* _EXTRACTED RECORDS_
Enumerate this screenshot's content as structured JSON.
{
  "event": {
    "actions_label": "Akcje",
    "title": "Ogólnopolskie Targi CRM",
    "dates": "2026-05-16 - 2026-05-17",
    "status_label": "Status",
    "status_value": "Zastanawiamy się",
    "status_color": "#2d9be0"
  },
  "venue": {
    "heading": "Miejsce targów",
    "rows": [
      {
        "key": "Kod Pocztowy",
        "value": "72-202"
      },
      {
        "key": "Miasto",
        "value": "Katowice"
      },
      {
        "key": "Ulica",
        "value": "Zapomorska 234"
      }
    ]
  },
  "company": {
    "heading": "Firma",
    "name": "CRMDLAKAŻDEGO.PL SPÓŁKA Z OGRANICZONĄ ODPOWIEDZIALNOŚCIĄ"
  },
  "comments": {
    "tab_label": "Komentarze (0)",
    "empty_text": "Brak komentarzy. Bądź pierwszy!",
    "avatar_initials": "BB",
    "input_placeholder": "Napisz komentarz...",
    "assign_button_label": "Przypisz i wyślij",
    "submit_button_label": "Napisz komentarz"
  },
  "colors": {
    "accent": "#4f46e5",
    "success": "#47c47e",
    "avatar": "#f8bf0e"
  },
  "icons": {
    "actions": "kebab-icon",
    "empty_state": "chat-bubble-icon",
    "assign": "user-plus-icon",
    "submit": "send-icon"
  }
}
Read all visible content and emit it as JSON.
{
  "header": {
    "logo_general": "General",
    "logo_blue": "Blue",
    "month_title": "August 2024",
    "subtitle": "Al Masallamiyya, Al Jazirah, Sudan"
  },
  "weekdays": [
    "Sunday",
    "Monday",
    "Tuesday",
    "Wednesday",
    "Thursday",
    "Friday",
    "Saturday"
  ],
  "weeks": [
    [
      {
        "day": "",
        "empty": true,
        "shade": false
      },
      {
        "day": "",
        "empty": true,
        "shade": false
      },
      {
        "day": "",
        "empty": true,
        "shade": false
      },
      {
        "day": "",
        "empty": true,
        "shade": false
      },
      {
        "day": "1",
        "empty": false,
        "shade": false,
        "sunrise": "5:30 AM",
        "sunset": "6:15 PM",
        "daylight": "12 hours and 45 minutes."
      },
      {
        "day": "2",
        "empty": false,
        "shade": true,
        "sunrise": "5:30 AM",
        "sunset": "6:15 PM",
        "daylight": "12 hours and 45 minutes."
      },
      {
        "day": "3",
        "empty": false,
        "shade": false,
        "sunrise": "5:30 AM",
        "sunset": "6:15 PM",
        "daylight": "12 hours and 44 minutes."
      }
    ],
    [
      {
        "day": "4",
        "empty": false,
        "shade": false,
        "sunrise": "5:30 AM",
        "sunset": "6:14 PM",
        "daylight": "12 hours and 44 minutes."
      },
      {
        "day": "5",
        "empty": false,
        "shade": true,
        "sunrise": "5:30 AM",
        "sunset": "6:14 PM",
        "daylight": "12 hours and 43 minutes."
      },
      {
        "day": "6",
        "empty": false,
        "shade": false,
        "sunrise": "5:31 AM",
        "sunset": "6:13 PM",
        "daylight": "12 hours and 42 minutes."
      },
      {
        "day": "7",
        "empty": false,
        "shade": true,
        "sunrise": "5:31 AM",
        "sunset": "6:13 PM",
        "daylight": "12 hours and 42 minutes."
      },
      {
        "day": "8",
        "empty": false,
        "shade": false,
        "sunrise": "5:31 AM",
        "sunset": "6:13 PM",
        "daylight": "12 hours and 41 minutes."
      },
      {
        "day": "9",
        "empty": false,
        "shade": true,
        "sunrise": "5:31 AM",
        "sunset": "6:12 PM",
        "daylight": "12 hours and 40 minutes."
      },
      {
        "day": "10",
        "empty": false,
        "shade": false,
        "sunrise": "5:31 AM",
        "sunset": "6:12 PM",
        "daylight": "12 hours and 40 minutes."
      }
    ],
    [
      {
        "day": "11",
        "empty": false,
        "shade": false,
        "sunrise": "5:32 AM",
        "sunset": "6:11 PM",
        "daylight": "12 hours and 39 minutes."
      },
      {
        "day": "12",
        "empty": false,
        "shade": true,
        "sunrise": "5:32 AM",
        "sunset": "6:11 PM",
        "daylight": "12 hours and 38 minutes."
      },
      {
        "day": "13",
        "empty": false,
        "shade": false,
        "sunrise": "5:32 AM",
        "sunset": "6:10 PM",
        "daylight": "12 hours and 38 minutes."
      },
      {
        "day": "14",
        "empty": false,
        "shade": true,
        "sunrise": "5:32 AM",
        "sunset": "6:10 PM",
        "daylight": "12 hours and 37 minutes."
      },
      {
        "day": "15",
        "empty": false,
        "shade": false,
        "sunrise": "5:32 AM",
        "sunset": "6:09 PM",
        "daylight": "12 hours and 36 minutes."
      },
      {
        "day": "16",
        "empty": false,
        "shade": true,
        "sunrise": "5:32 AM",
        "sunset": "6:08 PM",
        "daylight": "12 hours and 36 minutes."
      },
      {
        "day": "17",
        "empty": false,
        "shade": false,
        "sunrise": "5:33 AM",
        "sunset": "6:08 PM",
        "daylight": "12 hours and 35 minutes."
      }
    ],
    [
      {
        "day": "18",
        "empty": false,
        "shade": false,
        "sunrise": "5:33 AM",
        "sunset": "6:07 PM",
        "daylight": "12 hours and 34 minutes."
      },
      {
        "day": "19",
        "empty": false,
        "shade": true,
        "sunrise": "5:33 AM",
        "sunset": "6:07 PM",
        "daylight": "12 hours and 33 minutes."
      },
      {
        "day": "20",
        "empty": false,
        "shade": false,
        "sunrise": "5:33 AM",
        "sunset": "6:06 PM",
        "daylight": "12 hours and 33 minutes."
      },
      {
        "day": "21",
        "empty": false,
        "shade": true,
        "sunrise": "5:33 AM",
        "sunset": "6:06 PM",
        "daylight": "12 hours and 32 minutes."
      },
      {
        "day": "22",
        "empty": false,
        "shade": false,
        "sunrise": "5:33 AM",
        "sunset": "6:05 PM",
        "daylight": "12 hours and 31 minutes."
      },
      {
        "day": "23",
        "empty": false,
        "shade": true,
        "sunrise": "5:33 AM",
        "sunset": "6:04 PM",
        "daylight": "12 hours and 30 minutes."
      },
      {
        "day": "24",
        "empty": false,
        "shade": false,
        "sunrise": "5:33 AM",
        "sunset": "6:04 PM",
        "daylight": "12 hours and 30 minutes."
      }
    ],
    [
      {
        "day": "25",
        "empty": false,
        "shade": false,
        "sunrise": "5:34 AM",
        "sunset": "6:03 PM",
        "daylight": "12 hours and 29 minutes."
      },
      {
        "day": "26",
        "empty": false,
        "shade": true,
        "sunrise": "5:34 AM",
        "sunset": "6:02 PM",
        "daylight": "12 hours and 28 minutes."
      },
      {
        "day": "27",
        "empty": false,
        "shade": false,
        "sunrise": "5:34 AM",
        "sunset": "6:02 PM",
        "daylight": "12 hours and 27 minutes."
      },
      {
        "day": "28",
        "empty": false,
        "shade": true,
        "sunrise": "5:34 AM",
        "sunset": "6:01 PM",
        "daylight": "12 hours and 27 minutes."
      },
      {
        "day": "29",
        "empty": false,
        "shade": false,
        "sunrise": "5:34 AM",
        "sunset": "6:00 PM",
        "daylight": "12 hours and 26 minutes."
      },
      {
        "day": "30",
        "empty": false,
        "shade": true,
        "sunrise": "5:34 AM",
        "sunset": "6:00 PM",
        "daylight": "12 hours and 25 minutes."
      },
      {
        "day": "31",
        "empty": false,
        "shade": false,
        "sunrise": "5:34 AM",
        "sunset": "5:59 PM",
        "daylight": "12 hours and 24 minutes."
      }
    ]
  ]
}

* _AIM OF THE TASK_
Out of the preceding entries, pull every line containing the string "Napisz".

* _FULL ANSWER_
    "input_placeholder": "Napisz komentarz...",
    "submit_button_label": "Napisz komentarz"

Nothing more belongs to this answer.